** start Excerpted data **

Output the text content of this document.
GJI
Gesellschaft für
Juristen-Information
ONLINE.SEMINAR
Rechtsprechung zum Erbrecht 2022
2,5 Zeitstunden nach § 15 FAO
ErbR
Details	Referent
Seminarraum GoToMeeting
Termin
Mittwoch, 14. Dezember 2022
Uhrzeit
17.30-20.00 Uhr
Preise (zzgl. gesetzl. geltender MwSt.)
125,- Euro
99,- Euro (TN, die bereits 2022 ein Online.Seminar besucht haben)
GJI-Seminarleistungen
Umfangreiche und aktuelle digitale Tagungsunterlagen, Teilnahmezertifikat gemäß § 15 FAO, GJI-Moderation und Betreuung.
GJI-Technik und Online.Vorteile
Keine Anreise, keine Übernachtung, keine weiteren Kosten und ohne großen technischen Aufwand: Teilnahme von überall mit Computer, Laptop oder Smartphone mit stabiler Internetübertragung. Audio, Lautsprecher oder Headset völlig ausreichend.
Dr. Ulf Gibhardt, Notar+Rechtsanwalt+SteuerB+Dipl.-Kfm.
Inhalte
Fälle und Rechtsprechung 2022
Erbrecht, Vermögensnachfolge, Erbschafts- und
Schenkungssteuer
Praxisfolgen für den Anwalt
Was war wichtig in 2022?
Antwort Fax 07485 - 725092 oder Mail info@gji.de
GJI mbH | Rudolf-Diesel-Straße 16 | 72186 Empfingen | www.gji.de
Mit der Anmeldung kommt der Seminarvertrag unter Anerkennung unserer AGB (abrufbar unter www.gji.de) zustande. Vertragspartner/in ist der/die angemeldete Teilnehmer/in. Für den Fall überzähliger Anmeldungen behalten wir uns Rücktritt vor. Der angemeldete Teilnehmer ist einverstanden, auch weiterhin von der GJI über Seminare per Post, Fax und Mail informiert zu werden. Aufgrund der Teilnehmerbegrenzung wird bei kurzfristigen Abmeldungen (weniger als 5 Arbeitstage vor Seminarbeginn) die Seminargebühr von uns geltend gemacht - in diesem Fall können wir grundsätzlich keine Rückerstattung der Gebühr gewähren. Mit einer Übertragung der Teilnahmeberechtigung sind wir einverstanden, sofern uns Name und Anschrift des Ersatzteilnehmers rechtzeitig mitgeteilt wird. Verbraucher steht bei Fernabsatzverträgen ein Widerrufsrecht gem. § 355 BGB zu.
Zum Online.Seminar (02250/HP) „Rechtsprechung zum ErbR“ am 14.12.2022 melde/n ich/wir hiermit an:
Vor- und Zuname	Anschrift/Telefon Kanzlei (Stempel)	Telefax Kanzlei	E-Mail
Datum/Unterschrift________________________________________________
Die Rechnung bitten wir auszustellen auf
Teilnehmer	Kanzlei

** end Excerpted data **
** start Excerpted data **

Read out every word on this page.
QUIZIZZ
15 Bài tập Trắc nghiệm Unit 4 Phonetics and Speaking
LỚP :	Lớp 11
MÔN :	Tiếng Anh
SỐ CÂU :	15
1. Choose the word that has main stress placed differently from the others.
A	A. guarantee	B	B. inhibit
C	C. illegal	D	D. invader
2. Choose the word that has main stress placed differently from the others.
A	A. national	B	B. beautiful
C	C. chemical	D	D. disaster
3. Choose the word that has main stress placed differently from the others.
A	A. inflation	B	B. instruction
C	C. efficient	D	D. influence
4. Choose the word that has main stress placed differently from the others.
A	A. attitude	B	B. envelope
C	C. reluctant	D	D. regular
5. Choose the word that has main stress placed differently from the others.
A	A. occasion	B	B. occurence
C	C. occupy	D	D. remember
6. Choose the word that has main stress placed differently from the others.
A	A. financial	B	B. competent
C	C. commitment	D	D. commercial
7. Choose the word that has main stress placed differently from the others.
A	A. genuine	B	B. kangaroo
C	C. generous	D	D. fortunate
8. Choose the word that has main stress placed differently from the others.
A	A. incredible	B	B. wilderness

** end Excerpted data **

**What to do**
Within the records, how many lines include "that"? The answer is the number and nothing else.

**In response**
8